Goal => Each record is to be printed again precisely as it reads.

Stored data entries =>

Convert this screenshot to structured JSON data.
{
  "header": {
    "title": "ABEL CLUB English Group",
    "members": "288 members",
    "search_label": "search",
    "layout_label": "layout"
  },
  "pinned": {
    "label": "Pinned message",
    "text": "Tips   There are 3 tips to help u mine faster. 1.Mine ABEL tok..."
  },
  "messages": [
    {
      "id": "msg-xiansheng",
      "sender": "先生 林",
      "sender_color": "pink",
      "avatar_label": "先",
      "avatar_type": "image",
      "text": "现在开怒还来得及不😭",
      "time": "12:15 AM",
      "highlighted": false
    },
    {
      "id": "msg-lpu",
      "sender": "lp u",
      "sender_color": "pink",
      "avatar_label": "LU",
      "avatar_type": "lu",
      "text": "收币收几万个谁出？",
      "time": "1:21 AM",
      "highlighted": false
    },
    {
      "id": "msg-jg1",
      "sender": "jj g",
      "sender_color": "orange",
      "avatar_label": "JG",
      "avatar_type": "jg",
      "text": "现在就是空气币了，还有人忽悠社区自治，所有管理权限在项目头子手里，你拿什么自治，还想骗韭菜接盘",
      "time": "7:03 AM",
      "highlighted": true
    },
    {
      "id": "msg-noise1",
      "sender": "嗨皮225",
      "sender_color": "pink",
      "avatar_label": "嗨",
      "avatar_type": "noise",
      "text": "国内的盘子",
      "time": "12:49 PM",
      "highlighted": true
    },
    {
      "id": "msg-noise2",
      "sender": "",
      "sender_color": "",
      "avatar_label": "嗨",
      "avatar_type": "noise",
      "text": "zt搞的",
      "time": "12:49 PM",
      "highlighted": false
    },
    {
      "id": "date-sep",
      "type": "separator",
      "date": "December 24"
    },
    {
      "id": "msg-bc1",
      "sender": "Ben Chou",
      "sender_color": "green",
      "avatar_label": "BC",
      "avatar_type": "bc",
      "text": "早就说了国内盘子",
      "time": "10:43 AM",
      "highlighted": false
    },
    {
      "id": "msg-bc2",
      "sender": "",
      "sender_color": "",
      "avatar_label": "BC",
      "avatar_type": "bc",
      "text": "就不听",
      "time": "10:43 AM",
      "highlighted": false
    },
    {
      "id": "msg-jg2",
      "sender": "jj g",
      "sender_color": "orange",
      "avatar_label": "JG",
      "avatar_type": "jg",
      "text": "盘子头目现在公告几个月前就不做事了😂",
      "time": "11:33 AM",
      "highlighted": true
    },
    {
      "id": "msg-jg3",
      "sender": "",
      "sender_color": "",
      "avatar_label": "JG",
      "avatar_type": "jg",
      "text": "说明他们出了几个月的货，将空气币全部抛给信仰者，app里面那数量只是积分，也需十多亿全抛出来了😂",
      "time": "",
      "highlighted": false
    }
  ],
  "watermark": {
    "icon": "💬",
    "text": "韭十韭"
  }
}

Correct response =>
Convert this screenshot to structured JSON data.
{
  "header": {
    "title": "ABEL CLUB English Group",
    "members": "288 members",
    "search_label": "search",
    "layout_label": "layout"
  },
  "pinned": {
    "label": "Pinned message",
    "text": "Tips   There are 3 tips to help u mine faster. 1.Mine ABEL tok..."
  },
  "messages": [
    {
      "id": "msg-xiansheng",
      "sender": "先生 林",
      "sender_color": "pink",
      "avatar_label": "先",
      "avatar_type": "image",
      "text": "现在开怒还来得及不😭",
      "time": "12:15 AM",
      "highlighted": false
    },
    {
      "id": "msg-lpu",
      "sender": "lp u",
      "sender_color": "pink",
      "avatar_label": "LU",
      "avatar_type": "lu",
      "text": "收币收几万个谁出？",
      "time": "1:21 AM",
      "highlighted": false
    },
    {
      "id": "msg-jg1",
      "sender": "jj g",
      "sender_color": "orange",
      "avatar_label": "JG",
      "avatar_type": "jg",
      "text": "现在就是空气币了，还有人忽悠社区自治，所有管理权限在项目头子手里，你拿什么自治，还想骗韭菜接盘",
      "time": "7:03 AM",
      "highlighted": true
    },
    {
      "id": "msg-noise1",
      "sender": "嗨皮225",
      "sender_color": "pink",
      "avatar_label": "嗨",
      "avatar_type": "noise",
      "text": "国内的盘子",
      "time": "12:49 PM",
      "highlighted": true
    },
    {
      "id": "msg-noise2",
      "sender": "",
      "sender_color": "",
      "avatar_label": "嗨",
      "avatar_type": "noise",
      "text": "zt搞的",
      "time": "12:49 PM",
      "highlighted": false
    },
    {
      "id": "date-sep",
      "type": "separator",
      "date": "December 24"
    },
    {
      "id": "msg-bc1",
      "sender": "Ben Chou",
      "sender_color": "green",
      "avatar_label": "BC",
      "avatar_type": "bc",
      "text": "早就说了国内盘子",
      "time": "10:43 AM",
      "highlighted": false
    },
    {
      "id": "msg-bc2",
      "sender": "",
      "sender_color": "",
      "avatar_label": "BC",
      "avatar_type": "bc",
      "text": "就不听",
      "time": "10:43 AM",
      "highlighted": false
    },
    {
      "id": "msg-jg2",
      "sender": "jj g",
      "sender_color": "orange",
      "avatar_label": "JG",
      "avatar_type": "jg",
      "text": "盘子头目现在公告几个月前就不做事了😂",
      "time": "11:33 AM",
      "highlighted": true
    },
    {
      "id": "msg-jg3",
      "sender": "",
      "sender_color": "",
      "avatar_label": "JG",
      "avatar_type": "jg",
      "text": "说明他们出了几个月的货，将空气币全部抛给信仰者，app里面那数量只是积分，也需十多亿全抛出来了😂",
      "time": "",
      "highlighted": false
    }
  ],
  "watermark": {
    "icon": "💬",
    "text": "韭十韭"
  }
}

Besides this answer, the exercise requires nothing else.